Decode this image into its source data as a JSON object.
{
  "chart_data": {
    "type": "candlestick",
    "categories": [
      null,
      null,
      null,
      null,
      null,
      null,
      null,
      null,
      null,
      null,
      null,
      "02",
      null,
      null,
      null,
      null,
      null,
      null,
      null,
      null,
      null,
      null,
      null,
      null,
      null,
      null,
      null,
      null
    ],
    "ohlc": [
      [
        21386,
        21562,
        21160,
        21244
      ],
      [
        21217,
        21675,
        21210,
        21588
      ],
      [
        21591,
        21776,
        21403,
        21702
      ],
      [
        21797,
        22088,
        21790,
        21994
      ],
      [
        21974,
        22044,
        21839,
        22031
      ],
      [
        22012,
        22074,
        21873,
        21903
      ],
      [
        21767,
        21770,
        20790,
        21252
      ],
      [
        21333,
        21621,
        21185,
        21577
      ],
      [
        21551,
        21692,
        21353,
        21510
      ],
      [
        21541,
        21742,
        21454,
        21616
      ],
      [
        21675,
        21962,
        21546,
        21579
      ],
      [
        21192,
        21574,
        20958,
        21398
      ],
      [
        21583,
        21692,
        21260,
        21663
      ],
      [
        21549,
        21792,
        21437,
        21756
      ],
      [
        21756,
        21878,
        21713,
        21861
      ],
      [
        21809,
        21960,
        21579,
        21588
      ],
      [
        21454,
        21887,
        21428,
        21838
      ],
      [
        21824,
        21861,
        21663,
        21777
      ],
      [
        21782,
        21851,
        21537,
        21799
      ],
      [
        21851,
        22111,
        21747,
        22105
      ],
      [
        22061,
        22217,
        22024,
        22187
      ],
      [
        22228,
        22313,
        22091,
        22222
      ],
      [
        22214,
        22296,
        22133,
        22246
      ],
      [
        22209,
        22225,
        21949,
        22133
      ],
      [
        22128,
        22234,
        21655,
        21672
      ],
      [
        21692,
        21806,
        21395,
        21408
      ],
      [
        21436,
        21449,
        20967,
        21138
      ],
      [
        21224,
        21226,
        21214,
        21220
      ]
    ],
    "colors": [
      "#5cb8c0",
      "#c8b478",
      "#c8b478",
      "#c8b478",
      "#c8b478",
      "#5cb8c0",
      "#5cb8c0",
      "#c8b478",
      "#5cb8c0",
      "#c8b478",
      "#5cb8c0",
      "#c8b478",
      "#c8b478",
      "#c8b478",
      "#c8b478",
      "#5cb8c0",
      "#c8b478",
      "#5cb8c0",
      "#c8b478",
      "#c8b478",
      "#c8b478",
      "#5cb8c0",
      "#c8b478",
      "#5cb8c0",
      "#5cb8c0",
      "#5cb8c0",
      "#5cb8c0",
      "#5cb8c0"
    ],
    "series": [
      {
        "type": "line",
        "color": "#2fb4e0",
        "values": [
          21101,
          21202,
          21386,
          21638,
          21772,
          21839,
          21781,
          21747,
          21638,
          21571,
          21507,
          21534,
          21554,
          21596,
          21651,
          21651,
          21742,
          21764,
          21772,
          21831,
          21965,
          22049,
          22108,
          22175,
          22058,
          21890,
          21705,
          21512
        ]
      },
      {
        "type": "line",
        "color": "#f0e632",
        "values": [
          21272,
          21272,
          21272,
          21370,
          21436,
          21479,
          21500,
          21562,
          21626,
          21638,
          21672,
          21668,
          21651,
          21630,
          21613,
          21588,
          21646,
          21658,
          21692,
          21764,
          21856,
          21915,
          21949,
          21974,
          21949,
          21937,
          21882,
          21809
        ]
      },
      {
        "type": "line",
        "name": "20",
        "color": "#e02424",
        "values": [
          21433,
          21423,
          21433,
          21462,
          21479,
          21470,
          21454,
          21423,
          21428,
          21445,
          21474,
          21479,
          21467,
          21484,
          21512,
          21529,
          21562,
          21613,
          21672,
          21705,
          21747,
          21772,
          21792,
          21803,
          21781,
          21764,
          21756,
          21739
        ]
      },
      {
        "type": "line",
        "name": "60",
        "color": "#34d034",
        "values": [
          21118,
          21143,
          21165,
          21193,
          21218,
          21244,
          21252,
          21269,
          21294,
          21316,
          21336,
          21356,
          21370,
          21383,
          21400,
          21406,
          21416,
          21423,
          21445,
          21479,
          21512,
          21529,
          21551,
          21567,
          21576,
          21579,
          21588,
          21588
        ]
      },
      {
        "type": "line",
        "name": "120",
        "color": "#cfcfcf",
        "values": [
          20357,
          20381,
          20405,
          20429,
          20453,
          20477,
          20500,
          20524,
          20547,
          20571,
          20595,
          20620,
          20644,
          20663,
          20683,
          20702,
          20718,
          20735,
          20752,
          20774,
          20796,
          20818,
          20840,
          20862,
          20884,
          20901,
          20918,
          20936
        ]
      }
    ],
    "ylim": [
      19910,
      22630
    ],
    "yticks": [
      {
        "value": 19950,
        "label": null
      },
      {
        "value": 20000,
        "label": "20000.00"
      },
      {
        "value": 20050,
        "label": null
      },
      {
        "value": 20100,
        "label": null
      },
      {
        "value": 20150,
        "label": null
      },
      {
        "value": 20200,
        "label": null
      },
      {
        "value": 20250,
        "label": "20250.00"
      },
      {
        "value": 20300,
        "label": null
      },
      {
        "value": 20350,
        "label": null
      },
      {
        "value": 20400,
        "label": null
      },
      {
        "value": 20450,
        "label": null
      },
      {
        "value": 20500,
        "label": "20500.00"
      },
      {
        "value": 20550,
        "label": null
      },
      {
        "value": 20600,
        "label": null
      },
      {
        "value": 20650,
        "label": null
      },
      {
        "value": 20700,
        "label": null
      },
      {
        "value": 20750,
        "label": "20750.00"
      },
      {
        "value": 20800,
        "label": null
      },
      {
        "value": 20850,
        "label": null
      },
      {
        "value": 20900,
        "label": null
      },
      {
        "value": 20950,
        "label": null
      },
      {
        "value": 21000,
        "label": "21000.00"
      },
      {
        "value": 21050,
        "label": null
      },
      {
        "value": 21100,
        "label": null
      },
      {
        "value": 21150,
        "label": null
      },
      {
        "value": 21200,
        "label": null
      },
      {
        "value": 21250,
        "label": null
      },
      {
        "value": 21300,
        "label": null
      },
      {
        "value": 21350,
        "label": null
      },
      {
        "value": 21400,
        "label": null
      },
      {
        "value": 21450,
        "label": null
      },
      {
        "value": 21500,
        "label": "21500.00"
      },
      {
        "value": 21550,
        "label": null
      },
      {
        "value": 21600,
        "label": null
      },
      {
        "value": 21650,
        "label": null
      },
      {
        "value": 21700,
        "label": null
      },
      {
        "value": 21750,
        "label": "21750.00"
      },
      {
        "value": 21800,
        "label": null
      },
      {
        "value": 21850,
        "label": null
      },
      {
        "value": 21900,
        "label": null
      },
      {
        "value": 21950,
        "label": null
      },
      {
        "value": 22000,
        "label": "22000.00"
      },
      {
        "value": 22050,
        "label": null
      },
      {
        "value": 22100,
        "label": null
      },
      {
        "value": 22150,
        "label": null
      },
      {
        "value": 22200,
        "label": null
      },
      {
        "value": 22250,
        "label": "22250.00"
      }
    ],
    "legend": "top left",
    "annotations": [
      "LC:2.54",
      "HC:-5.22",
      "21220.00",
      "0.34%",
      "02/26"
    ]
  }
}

★ ★ ★ ★

Directive
Write out every line of the material again, exactly as it reads.

Solution for this problem
Decode this image into its source data as a JSON object.
{
  "chart_data": {
    "type": "candlestick",
    "categories": [
      null,
      null,
      null,
      null,
      null,
      null,
      null,
      null,
      null,
      null,
      null,
      "02",
      null,
      null,
      null,
      null,
      null,
      null,
      null,
      null,
      null,
      null,
      null,
      null,
      null,
      null,
      null,
      null
    ],
    "ohlc": [
      [
        21386,
        21562,
        21160,
        21244
      ],
      [
        21217,
        21675,
        21210,
        21588
      ],
      [
        21591,
        21776,
        21403,
        21702
      ],
      [
        21797,
        22088,
        21790,
        21994
      ],
      [
        21974,
        22044,
        21839,
        22031
      ],
      [
        22012,
        22074,
        21873,
        21903
      ],
      [
        21767,
        21770,
        20790,
        21252
      ],
      [
        21333,
        21621,
        21185,
        21577
      ],
      [
        21551,
        21692,
        21353,
        21510
      ],
      [
        21541,
        21742,
        21454,
        21616
      ],
      [
        21675,
        21962,
        21546,
        21579
      ],
      [
        21192,
        21574,
        20958,
        21398
      ],
      [
        21583,
        21692,
        21260,
        21663
      ],
      [
        21549,
        21792,
        21437,
        21756
      ],
      [
        21756,
        21878,
        21713,
        21861
      ],
      [
        21809,
        21960,
        21579,
        21588
      ],
      [
        21454,
        21887,
        21428,
        21838
      ],
      [
        21824,
        21861,
        21663,
        21777
      ],
      [
        21782,
        21851,
        21537,
        21799
      ],
      [
        21851,
        22111,
        21747,
        22105
      ],
      [
        22061,
        22217,
        22024,
        22187
      ],
      [
        22228,
        22313,
        22091,
        22222
      ],
      [
        22214,
        22296,
        22133,
        22246
      ],
      [
        22209,
        22225,
        21949,
        22133
      ],
      [
        22128,
        22234,
        21655,
        21672
      ],
      [
        21692,
        21806,
        21395,
        21408
      ],
      [
        21436,
        21449,
        20967,
        21138
      ],
      [
        21224,
        21226,
        21214,
        21220
      ]
    ],
    "colors": [
      "#5cb8c0",
      "#c8b478",
      "#c8b478",
      "#c8b478",
      "#c8b478",
      "#5cb8c0",
      "#5cb8c0",
      "#c8b478",
      "#5cb8c0",
      "#c8b478",
      "#5cb8c0",
      "#c8b478",
      "#c8b478",
      "#c8b478",
      "#c8b478",
      "#5cb8c0",
      "#c8b478",
      "#5cb8c0",
      "#c8b478",
      "#c8b478",
      "#c8b478",
      "#5cb8c0",
      "#c8b478",
      "#5cb8c0",
      "#5cb8c0",
      "#5cb8c0",
      "#5cb8c0",
      "#5cb8c0"
    ],
    "series": [
      {
        "type": "line",
        "color": "#2fb4e0",
        "values": [
          21101,
          21202,
          21386,
          21638,
          21772,
          21839,
          21781,
          21747,
          21638,
          21571,
          21507,
          21534,
          21554,
          21596,
          21651,
          21651,
          21742,
          21764,
          21772,
          21831,
          21965,
          22049,
          22108,
          22175,
          22058,
          21890,
          21705,
          21512
        ]
      },
      {
        "type": "line",
        "color": "#f0e632",
        "values": [
          21272,
          21272,
          21272,
          21370,
          21436,
          21479,
          21500,
          21562,
          21626,
          21638,
          21672,
          21668,
          21651,
          21630,
          21613,
          21588,
          21646,
          21658,
          21692,
          21764,
          21856,
          21915,
          21949,
          21974,
          21949,
          21937,
          21882,
          21809
        ]
      },
      {
        "type": "line",
        "name": "20",
        "color": "#e02424",
        "values": [
          21433,
          21423,
          21433,
          21462,
          21479,
          21470,
          21454,
          21423,
          21428,
          21445,
          21474,
          21479,
          21467,
          21484,
          21512,
          21529,
          21562,
          21613,
          21672,
          21705,
          21747,
          21772,
          21792,
          21803,
          21781,
          21764,
          21756,
          21739
        ]
      },
      {
        "type": "line",
        "name": "60",
        "color": "#34d034",
        "values": [
          21118,
          21143,
          21165,
          21193,
          21218,
          21244,
          21252,
          21269,
          21294,
          21316,
          21336,
          21356,
          21370,
          21383,
          21400,
          21406,
          21416,
          21423,
          21445,
          21479,
          21512,
          21529,
          21551,
          21567,
          21576,
          21579,
          21588,
          21588
        ]
      },
      {
        "type": "line",
        "name": "120",
        "color": "#cfcfcf",
        "values": [
          20357,
          20381,
          20405,
          20429,
          20453,
          20477,
          20500,
          20524,
          20547,
          20571,
          20595,
          20620,
          20644,
          20663,
          20683,
          20702,
          20718,
          20735,
          20752,
          20774,
          20796,
          20818,
          20840,
          20862,
          20884,
          20901,
          20918,
          20936
        ]
      }
    ],
    "ylim": [
      19910,
      22630
    ],
    "yticks": [
      {
        "value": 19950,
        "label": null
      },
      {
        "value": 20000,
        "label": "20000.00"
      },
      {
        "value": 20050,
        "label": null
      },
      {
        "value": 20100,
        "label": null
      },
      {
        "value": 20150,
        "label": null
      },
      {
        "value": 20200,
        "label": null
      },
      {
        "value": 20250,
        "label": "20250.00"
      },
      {
        "value": 20300,
        "label": null
      },
      {
        "value": 20350,
        "label": null
      },
      {
        "value": 20400,
        "label": null
      },
      {
        "value": 20450,
        "label": null
      },
      {
        "value": 20500,
        "label": "20500.00"
      },
      {
        "value": 20550,
        "label": null
      },
      {
        "value": 20600,
        "label": null
      },
      {
        "value": 20650,
        "label": null
      },
      {
        "value": 20700,
        "label": null
      },
      {
        "value": 20750,
        "label": "20750.00"
      },
      {
        "value": 20800,
        "label": null
      },
      {
        "value": 20850,
        "label": null
      },
      {
        "value": 20900,
        "label": null
      },
      {
        "value": 20950,
        "label": null
      },
      {
        "value": 21000,
        "label": "21000.00"
      },
      {
        "value": 21050,
        "label": null
      },
      {
        "value": 21100,
        "label": null
      },
      {
        "value": 21150,
        "label": null
      },
      {
        "value": 21200,
        "label": null
      },
      {
        "value": 21250,
        "label": null
      },
      {
        "value": 21300,
        "label": null
      },
      {
        "value": 21350,
        "label": null
      },
      {
        "value": 21400,
        "label": null
      },
      {
        "value": 21450,
        "label": null
      },
      {
        "value": 21500,
        "label": "21500.00"
      },
      {
        "value": 21550,
        "label": null
      },
      {
        "value": 21600,
        "label": null
      },
      {
        "value": 21650,
        "label": null
      },
      {
        "value": 21700,
        "label": null
      },
      {
        "value": 21750,
        "label": "21750.00"
      },
      {
        "value": 21800,
        "label": null
      },
      {
        "value": 21850,
        "label": null
      },
      {
        "value": 21900,
        "label": null
      },
      {
        "value": 21950,
        "label": null
      },
      {
        "value": 22000,
        "label": "22000.00"
      },
      {
        "value": 22050,
        "label": null
      },
      {
        "value": 22100,
        "label": null
      },
      {
        "value": 22150,
        "label": null
      },
      {
        "value": 22200,
        "label": null
      },
      {
        "value": 22250,
        "label": "22250.00"
      }
    ],
    "legend": "top left",
    "annotations": [
      "LC:2.54",
      "HC:-5.22",
      "21220.00",
      "0.34%",
      "02/26"
    ]
  }
}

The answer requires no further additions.